> _Excerpt to read_
* * *

I focused the last presentation on what we can learn from the biofortification experience.  I argued for three lessons.

First: donors—keep investing in innovation.  Innovation takes time.  Over a 20 year period the biofortification team had to find the varieties of staples such as rice, sweet potato and pearl millet that showed sufficiently high levels of micronutrients; maintain or improve their yield so farmers would grow them; show that consumers would eat them; make sure the micronutrients were bioavailable when the food was consumed; show it had an impact on micronutrient status — all the while making sure a market existed for such foods.  It was a long and uncertain journey.  The original donors who supported this in the 1990s — DANIDA, Canada, DFID, USAID and the Bill and Melinda Gates Foundation — deserve an enormous amount of credit for taking the risk. Keep it up.

Second: the biofortification programme was convinced that agriculture could do much more for nutrition than it had done in the past.  They were right. The rest of us need to take note. Clearly the CGIAR — the network of international agricultural research centres that gave us biofortification— needs to come up with a second nutrition act.  They should ask themselves, where would the CGIAR be on nutrition without biofortification? When will there be another program like it?  The biofortification journey is far from complete, but what is the next innovation rolling off the production line? The CGIAR desperately needs to diversify into allocating more R&D funding to crops other than staples.  If they don’t they will be fighting a 20th century battle in a 21st century world.  Talk about “green revolution”, well vegetables, fruits and pulses have green leaves too!  For health and nutrition reasons we need fruits, vegetables, pulses, fish and poultry to become the “new staples” but this will not happen unless more agricultural R&D dollars are invested in them.  At the moment, the spend on them is minimal.

Third, the biofortification programme took science to scale.  The scientists weren’t content with developing the improved varieties; they wanted to get them into the markets and into the mouths of consumers who are malnourished.  They weren’t content with upstream work, they wanted to see children grow—just like the founder of the Green Revolution, the late Norman Borlaug did. To do it, they had to venture into the food system: into value chains with seed distributors, storage facilities, processors and marketers and into the food environment where consumers come face to face with options. This is where most of the action is (I think) when it comes to finding win-win policy solutions that improve the nutritional content of food and diets while maintaining commercial return.

* * *

> _Supplied entries_
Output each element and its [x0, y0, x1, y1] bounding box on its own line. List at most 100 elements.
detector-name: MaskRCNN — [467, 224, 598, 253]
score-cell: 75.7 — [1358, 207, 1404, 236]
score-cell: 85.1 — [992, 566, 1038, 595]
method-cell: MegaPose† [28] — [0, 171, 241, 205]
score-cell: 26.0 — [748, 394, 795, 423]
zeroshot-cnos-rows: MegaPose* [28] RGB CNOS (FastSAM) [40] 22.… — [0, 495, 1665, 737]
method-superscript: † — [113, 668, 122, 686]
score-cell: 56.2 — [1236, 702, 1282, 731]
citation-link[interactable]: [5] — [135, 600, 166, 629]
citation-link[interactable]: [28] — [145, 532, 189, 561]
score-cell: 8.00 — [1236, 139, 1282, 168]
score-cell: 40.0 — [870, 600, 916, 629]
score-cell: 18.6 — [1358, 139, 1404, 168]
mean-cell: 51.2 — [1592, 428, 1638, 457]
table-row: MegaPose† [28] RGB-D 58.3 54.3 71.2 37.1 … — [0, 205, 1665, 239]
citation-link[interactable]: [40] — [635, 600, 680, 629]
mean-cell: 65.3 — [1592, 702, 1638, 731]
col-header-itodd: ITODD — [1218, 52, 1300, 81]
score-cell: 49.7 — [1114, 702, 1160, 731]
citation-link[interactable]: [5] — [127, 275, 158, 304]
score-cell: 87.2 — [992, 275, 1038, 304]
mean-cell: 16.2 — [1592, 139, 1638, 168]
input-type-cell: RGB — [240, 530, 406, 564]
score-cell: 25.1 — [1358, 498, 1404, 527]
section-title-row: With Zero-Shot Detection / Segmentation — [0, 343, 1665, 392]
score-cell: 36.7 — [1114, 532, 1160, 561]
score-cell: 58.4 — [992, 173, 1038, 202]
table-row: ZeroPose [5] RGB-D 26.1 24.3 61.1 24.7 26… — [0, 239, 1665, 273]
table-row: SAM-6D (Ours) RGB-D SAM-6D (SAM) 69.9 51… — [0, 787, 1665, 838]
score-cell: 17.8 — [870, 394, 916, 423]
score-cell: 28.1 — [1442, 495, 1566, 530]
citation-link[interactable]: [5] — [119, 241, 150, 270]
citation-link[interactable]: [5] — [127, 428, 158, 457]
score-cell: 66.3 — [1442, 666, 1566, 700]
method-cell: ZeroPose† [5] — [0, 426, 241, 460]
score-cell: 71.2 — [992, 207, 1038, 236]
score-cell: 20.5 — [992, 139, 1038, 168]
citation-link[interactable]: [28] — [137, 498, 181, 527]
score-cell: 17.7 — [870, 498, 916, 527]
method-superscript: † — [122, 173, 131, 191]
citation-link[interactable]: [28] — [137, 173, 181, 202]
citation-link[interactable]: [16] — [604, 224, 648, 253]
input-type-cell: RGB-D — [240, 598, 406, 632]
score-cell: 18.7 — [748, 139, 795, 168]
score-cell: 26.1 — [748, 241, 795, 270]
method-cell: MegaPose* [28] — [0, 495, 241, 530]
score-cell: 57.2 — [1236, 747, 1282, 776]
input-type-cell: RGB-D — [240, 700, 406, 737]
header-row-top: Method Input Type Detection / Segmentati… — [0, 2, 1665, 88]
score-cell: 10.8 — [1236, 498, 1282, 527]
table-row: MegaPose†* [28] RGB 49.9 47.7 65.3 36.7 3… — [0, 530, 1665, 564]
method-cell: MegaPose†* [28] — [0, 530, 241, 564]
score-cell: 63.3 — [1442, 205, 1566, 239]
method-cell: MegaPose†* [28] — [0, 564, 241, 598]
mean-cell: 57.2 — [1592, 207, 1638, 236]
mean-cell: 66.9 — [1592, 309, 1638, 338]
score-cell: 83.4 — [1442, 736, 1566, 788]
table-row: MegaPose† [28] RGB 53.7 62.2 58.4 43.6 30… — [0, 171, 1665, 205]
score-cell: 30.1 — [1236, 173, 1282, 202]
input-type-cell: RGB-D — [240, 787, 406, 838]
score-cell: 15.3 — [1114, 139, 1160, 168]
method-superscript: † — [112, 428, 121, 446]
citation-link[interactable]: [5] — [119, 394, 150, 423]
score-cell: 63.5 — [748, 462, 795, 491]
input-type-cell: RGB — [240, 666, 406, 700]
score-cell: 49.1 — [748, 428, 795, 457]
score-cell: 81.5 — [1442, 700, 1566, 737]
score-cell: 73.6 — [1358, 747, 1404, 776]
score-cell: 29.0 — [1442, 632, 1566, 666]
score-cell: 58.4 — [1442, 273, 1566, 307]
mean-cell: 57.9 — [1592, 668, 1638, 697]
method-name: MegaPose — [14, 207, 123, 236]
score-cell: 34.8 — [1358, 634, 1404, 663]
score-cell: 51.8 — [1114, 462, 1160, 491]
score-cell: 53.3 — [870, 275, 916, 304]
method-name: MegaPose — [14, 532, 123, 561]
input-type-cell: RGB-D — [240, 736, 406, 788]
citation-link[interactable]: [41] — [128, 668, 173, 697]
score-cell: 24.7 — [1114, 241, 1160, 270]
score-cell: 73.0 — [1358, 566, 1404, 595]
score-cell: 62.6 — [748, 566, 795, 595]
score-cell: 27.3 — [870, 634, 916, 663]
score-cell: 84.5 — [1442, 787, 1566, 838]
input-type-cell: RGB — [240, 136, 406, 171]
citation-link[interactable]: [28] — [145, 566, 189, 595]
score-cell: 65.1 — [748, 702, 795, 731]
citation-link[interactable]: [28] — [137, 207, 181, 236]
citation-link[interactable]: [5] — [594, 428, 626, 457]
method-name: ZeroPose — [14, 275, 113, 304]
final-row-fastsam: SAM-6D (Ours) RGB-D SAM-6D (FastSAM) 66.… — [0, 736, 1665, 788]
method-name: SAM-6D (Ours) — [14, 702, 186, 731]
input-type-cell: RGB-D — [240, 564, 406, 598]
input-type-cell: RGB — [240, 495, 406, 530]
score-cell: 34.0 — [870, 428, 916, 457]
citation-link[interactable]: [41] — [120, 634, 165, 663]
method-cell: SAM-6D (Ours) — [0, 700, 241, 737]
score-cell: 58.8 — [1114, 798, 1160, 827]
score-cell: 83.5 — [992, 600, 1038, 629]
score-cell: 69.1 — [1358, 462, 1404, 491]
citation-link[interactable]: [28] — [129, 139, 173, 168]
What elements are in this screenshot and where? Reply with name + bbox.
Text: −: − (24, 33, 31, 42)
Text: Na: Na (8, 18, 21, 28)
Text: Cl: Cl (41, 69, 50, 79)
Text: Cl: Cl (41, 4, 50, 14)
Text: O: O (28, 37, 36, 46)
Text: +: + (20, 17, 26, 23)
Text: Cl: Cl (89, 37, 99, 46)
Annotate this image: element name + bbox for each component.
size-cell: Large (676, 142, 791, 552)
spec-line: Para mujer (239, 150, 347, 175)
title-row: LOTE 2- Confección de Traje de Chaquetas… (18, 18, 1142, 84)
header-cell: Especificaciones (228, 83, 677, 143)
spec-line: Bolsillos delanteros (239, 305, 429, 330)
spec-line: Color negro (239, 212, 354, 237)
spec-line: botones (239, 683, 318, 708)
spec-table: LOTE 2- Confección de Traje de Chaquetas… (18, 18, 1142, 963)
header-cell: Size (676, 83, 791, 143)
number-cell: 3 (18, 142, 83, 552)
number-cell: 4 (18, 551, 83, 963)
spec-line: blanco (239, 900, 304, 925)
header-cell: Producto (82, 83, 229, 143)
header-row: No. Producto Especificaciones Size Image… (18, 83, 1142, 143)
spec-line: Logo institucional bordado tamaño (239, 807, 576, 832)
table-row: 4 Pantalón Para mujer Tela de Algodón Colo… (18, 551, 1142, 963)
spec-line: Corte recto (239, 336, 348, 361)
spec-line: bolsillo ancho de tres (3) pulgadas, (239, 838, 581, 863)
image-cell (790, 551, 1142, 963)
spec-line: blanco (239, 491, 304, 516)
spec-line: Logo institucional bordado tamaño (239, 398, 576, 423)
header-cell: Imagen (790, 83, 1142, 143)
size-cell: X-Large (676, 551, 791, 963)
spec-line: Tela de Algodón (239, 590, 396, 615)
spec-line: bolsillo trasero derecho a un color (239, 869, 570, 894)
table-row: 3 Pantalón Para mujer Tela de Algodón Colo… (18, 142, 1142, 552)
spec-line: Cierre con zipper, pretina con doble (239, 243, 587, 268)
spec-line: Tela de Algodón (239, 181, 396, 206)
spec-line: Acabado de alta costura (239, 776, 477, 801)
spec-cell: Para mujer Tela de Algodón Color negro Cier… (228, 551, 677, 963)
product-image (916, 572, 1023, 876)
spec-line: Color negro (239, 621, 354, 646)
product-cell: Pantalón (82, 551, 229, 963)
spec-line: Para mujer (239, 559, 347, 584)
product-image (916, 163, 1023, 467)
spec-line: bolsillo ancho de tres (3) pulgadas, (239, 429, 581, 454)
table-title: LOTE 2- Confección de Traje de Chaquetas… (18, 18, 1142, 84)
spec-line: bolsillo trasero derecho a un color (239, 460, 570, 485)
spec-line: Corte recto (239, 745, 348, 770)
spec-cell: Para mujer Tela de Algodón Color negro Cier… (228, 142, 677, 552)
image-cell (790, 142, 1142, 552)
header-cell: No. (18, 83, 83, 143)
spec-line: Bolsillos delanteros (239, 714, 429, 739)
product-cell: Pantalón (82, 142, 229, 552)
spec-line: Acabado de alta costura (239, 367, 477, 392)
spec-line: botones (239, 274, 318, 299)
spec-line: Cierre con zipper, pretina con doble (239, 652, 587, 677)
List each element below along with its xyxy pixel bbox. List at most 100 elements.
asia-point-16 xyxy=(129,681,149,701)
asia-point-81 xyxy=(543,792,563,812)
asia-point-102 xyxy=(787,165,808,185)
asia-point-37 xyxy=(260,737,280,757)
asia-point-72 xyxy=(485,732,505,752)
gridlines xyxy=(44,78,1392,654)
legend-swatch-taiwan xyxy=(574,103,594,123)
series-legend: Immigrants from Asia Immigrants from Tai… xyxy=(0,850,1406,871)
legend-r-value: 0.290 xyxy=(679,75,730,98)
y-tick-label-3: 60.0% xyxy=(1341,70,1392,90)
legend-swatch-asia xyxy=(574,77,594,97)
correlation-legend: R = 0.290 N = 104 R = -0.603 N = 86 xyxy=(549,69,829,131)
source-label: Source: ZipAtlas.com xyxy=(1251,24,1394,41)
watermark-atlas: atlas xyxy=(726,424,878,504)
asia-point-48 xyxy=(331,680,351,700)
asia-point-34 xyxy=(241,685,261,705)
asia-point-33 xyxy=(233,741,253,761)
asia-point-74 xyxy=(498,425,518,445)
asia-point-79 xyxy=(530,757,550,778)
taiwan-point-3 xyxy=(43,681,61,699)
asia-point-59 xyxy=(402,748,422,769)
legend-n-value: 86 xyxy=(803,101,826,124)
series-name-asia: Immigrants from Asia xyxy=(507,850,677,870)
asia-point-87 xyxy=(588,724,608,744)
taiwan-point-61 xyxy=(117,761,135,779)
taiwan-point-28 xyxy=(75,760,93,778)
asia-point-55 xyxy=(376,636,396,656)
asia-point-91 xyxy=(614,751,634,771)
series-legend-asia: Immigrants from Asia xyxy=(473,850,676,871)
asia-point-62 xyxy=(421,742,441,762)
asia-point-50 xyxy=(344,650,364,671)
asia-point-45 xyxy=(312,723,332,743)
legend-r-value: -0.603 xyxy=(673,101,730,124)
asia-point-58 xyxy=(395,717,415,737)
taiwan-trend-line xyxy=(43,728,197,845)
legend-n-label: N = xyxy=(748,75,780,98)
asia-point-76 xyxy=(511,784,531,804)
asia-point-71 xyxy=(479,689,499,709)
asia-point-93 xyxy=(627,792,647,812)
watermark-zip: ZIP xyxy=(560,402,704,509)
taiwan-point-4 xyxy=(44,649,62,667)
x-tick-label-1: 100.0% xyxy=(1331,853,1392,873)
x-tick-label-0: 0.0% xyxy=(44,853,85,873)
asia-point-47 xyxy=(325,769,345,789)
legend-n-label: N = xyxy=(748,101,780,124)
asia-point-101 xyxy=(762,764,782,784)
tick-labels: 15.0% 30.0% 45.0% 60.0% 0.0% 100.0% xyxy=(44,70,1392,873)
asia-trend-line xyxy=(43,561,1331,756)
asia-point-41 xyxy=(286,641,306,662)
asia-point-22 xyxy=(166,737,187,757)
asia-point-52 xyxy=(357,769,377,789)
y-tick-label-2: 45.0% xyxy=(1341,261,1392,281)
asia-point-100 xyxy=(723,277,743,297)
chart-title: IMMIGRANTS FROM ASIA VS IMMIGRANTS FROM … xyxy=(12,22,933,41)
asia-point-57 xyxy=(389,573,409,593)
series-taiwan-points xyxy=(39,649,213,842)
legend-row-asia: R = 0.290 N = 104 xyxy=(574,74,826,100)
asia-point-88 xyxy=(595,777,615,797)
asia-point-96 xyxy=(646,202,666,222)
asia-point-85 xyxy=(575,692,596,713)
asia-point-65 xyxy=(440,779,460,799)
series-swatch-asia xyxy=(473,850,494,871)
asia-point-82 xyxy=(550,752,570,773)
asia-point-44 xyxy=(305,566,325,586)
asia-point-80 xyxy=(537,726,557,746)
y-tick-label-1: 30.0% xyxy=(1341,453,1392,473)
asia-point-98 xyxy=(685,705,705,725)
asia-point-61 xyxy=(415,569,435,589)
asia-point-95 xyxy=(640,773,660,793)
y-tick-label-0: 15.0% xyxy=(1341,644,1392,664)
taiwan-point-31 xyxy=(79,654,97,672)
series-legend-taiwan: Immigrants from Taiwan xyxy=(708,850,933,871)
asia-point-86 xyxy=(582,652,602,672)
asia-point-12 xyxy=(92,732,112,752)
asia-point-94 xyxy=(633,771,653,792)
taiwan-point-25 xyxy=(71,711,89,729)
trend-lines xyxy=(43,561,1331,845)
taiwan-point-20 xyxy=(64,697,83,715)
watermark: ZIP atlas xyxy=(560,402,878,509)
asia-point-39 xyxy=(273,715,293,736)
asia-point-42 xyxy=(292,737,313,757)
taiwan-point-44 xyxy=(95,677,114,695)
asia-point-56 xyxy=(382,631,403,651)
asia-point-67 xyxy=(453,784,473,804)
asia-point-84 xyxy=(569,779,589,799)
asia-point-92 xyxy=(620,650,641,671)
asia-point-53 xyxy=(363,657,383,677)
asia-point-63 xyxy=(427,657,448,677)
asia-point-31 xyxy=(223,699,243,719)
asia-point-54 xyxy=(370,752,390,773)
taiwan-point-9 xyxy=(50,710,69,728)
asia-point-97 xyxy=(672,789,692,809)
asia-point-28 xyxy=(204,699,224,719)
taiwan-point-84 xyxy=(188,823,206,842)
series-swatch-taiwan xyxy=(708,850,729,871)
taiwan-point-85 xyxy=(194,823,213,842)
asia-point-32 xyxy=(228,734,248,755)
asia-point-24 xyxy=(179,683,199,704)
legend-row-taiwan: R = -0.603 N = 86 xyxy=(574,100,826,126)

* * *

> _Tasks for this exercise_
A - Translate this sentence from the piece on lessons from biofortification into Spanish: "The CGIAR desperately needs to diversify into allocating more R&D funding to crops other than staples."
B - According to the piece on lessons from biofortification, which donors supported the work in the 1990s?
C - Continue the piece on lessons from biofortification from its last sentence.

> _Per-task answers_
A - La CGIAR necesita con urgencia diversificarse y destinar más fondos de I+D a cultivos distintos de los alimentos básicos.

B - DANIDA, Canada, DFID, USAID and the Bill and Melinda Gates Foundation.

C -
GAIN already works strongly in this food system space and I think this will intensify in the coming years.  It is hard to work in this space—it involves analysing systemically, building alliances with unusual suspects, and creating incentives for scaling. 

But when the going gets tough we will be sure to draw inspiration from the pioneers of biofortification.  Their innovation, their insistence that agriculture can (and should) do more for nutrition and their journey from agriculture into the rest of the food system in search of impact will be touchstones we can all draw on as we aim to end malnutrition by 2030.

Endnote:  I saw presentations by Jim Kim and Akin Adesina, Presidents of the World Bank and African Development Bank respectively on “grey matter infrastructure”.  I had read their views before but nothing beats an in the flesh presentation and they were great: genuine, committed and eloquent.  It is terrific that they have both secured new five year terms. 

Like Jim Kim (health) and Akin Adesina (agriculture) none of the four new World Food Prize Laureates are nutritionists. We need more non-nutritionists (as well as nutritionists) to become nutrition champions.  Only in this way can it be seen for what it is: a driver and a barometer of the quality of development.